→ **Page text**:
Manufacturers would use a new National Drug Code, which might allow them to get around their distribution contracts. "To use this pathway, the manufacturer or entity authorized by the manufacturer would establish with the FDA that the foreign version is the same as the U.S. version and appropriately label the drug for sale in the U.S.," HHS said. "This pathway could be particularly helpful to patients with significantly high cost prescription drugs. This would potentially include medications like insulin used to treat diabetes, as well as those used to treat rheumatoid arthritis, cardiovascular disorders, and cancer," the agency said. Infused and injected drugs tend to have higher prices than pills.
The Healthcare Distribution Alliance, which represents the distribution companies that would lose revenue if manufacturers pursued this strategy, issued a statement condemning the proposal. “Pharmaceutical distributors support efforts to address the high cost of prescription drugs. But we firmly believe the administration should focus on policies that maintain the same high standards of safety that Americans have come to rely on. Importation runs directly counter to the efforts of many regulators, the pharmaceutical industry and congressional intent -- and is simply not worth the risk.”
Senate Finance Committee Chuck Grassley, R-Iowa, told reporters July 31 that he supports the proposal.
HHS said it is not sure that costs to consumers would be lowered with this work-around, so it is also planning for a notice of proposed rulemaking to authorize demonstration projects developed by states, wholesalers or pharmacists to import certain drugs from Canada. The proposal would "implement Section 804 of the Food Drug and Cosmetic Act (FDCA) authorizing the importation and reimportation from Canada of prescription drugs that are FDA-approved, properly labeled, and unadulterated that will be at least as safe as the higher cost prescription drugs distributed through the normal U.S. distribution channels," England said in an email.
The department would review these plans, and there would be conditions "to ensure the importation poses no additional risk to the public’s health and safety," the agency said. These pilot projects could not import infused drugs, biologic products, controlled substances, intravenously injected drugs, drugs inhaled during surgery, and certain parenteral drugs. The rule would also exclude any drug subject to a risk evaluation and mitigation strategy. The proposal "essentially extends the already existing regulatory construct that protects the prescription drug supply in the U.S. today out into the international supply chain, through Canada," England said.
The Section 804 component would mark the first time the HHS secretary has used that authority since it was put into place in 2003, and will require a safety and price reduction certification from the HHS secretary to Congress, England said. The prescription drug wholesale distribution system "already relies on the pedigree system under the Drug Supply Chain Security Act of 2013 (DSCSA) and so must a Section 804 importation program," England said. "The added safety measure under Section 804 is the documentation and testing regime necessary to ensure the drugs obtained in the Canadian market are actually the FDA-approved drugs that are properly labeled and have not degraded (become adulterated) while in transit. Therefore, drugs imported under Section 804 are actually safer (or at least there is a testing regime to indicate safety) than all the other drugs currently imported under the existing system."

→ **Source data**:
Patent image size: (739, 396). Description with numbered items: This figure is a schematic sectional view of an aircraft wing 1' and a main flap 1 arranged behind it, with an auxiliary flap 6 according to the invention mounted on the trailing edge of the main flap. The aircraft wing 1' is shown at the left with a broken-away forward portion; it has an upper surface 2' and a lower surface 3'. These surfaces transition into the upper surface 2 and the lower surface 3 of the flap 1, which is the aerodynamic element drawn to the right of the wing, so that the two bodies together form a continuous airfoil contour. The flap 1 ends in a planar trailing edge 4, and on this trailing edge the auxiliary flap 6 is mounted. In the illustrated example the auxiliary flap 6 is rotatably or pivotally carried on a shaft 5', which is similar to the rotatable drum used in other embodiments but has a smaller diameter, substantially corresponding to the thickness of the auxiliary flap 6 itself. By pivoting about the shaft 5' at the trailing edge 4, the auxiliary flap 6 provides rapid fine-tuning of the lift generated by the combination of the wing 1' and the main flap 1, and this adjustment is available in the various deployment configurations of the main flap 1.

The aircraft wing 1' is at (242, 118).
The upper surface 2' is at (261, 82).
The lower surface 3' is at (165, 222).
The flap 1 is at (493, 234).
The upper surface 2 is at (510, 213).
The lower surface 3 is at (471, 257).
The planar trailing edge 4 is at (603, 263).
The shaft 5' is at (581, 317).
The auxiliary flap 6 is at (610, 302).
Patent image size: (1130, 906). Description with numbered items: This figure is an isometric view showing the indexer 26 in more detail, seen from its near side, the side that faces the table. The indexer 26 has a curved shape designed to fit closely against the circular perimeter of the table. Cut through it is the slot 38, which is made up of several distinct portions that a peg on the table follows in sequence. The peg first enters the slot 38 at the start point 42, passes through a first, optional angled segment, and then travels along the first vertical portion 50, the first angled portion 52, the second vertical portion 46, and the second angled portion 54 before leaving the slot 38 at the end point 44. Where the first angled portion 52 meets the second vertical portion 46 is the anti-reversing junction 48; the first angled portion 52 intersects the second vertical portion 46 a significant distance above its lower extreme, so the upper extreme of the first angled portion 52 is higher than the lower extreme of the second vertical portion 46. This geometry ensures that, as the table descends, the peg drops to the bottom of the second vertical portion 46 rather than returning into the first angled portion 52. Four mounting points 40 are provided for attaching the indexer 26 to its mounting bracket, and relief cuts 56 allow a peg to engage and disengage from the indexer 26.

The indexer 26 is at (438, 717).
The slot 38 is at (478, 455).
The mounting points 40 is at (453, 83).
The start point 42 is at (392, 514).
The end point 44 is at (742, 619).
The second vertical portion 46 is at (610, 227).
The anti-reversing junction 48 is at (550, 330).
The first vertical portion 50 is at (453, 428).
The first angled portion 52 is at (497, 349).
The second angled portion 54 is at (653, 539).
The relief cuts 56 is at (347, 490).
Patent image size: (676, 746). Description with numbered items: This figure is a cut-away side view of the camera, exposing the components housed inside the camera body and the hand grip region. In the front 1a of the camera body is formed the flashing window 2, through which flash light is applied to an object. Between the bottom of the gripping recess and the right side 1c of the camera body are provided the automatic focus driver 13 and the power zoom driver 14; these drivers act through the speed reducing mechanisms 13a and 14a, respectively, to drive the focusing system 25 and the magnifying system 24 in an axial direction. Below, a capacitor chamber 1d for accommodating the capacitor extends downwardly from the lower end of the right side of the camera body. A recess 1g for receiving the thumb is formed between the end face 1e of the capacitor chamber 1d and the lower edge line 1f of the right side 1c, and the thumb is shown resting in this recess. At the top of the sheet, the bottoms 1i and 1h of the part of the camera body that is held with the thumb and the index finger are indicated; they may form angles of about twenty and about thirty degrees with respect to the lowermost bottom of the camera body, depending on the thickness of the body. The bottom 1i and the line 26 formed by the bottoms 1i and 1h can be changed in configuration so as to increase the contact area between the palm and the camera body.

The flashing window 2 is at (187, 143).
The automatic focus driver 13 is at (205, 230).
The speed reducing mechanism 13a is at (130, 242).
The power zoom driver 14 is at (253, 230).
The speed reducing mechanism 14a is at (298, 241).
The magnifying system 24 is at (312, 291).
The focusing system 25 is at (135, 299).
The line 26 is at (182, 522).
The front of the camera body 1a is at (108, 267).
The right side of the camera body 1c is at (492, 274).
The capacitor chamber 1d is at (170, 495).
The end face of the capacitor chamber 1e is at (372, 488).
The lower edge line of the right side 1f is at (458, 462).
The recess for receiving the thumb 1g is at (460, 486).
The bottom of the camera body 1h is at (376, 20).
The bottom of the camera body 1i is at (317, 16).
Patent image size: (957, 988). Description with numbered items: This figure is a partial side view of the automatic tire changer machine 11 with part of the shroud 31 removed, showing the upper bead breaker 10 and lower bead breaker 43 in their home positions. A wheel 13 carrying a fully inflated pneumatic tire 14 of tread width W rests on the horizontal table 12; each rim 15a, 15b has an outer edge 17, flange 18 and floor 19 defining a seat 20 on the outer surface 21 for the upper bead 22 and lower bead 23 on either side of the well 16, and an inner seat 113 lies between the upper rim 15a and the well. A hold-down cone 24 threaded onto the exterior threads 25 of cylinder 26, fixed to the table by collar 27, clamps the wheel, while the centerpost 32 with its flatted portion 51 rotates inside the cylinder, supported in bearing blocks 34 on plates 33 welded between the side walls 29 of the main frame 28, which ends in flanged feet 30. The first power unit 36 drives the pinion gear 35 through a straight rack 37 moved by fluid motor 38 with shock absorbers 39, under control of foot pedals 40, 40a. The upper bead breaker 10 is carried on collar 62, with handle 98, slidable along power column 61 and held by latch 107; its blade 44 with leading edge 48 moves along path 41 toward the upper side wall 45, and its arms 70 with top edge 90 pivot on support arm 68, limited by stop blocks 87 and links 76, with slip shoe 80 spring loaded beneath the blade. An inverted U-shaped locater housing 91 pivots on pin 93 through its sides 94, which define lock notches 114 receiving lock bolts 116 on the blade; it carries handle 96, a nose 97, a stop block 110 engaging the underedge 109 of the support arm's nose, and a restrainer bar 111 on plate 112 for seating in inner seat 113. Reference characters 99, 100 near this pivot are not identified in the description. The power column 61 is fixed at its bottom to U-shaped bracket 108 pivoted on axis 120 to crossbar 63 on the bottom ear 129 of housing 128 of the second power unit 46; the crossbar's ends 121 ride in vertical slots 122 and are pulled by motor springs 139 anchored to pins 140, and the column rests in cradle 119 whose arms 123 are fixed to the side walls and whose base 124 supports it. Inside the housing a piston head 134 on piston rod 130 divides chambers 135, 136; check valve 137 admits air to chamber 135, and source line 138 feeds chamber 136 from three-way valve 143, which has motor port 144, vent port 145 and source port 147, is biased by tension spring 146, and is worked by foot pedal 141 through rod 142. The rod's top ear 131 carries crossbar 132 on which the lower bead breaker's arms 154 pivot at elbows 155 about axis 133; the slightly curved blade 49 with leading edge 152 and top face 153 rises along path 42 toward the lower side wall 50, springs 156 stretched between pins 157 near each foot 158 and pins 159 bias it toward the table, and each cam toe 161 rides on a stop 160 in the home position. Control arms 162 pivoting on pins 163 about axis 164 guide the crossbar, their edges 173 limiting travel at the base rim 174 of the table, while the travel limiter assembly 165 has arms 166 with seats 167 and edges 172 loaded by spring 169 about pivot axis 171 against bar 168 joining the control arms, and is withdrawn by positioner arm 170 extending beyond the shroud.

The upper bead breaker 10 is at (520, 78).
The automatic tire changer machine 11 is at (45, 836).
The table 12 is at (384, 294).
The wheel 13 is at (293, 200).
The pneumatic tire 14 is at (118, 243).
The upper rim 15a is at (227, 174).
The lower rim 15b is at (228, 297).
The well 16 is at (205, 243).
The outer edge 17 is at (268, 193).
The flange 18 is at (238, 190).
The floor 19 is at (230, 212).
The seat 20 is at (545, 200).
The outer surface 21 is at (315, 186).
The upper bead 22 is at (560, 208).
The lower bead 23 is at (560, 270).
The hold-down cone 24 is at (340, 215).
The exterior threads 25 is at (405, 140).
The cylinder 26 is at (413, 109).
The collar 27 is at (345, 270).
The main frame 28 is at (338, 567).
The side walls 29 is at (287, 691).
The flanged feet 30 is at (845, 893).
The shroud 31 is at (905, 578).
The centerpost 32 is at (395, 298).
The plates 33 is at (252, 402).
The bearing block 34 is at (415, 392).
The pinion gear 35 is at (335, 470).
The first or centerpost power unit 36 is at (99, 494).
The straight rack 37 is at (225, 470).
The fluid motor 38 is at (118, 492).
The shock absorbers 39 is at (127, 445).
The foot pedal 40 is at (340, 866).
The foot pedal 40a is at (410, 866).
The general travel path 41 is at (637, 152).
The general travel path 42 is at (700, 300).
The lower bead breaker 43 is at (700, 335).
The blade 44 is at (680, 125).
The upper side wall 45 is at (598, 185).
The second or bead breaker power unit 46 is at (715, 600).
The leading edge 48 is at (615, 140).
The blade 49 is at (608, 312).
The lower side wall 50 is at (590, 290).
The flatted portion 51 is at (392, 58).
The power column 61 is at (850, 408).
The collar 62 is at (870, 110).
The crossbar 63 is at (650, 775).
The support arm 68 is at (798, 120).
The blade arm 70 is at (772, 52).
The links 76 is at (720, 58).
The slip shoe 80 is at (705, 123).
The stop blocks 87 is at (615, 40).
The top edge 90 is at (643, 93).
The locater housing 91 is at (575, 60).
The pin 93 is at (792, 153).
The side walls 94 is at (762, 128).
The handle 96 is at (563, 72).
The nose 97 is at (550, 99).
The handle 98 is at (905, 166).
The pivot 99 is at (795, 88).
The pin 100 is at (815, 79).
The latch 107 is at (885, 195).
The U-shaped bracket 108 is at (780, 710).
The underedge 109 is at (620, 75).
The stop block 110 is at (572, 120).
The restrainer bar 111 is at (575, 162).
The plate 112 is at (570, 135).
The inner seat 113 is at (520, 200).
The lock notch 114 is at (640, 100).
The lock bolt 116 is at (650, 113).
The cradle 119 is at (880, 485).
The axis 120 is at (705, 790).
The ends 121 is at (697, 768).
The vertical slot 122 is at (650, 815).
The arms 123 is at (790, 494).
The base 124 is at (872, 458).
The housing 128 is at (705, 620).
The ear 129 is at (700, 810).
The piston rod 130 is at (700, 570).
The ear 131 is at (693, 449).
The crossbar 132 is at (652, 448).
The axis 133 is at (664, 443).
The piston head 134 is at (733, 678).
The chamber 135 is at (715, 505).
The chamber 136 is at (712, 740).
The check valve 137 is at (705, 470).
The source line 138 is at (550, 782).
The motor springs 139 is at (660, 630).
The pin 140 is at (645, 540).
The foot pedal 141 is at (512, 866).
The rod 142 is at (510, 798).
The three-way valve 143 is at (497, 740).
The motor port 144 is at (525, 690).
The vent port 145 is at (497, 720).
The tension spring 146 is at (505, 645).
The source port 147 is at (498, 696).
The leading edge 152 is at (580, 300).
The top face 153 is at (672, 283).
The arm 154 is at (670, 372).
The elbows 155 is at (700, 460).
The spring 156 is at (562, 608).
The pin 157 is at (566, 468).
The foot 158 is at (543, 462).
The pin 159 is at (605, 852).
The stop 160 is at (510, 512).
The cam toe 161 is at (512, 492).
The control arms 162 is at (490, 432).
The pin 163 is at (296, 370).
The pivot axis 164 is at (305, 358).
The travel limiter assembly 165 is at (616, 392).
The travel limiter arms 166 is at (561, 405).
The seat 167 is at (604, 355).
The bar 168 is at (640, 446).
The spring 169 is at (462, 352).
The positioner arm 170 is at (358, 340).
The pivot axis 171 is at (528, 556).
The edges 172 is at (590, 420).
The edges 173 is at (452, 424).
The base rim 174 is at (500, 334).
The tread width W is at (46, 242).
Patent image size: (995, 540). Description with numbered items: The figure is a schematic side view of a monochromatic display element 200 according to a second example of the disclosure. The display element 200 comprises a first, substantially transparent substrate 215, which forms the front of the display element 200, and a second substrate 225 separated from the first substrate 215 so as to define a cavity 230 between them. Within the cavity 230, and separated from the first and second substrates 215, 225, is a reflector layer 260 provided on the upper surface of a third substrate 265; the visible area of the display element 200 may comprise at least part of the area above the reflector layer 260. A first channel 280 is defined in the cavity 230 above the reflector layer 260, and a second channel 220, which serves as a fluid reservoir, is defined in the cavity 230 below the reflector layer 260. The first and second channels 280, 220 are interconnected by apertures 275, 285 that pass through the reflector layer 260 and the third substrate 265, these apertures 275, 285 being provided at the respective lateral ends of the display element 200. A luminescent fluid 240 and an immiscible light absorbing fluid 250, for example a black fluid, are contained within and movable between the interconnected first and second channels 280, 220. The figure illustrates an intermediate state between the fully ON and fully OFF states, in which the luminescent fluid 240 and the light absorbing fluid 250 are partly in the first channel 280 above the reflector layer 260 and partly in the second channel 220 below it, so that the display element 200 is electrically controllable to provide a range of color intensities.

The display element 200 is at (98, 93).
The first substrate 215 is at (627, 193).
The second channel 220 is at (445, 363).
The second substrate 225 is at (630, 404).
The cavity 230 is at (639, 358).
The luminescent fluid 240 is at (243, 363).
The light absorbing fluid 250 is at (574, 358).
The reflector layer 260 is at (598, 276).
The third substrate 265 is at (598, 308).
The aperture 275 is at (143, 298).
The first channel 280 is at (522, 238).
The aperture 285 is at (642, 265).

→ **What the task requires**: In the drug importation text, take everything from "HHS said it" down to "in an email.", switch "pharmacists" to "hospitals", and write the passage out again.

→ **Solution**:
HHS said it is not sure that costs to consumers would be lowered with this work-around, so it is also planning for a notice of proposed rulemaking to authorize demonstration projects developed by states, wholesalers or hospitals to import certain drugs from Canada. The proposal would "implement Section 804 of the Food Drug and Cosmetic Act (FDCA) authorizing the importation and reimportation from Canada of prescription drugs that are FDA-approved, properly labeled, and unadulterated that will be at least as safe as the higher cost prescription drugs distributed through the normal U.S. distribution channels," England said in an email.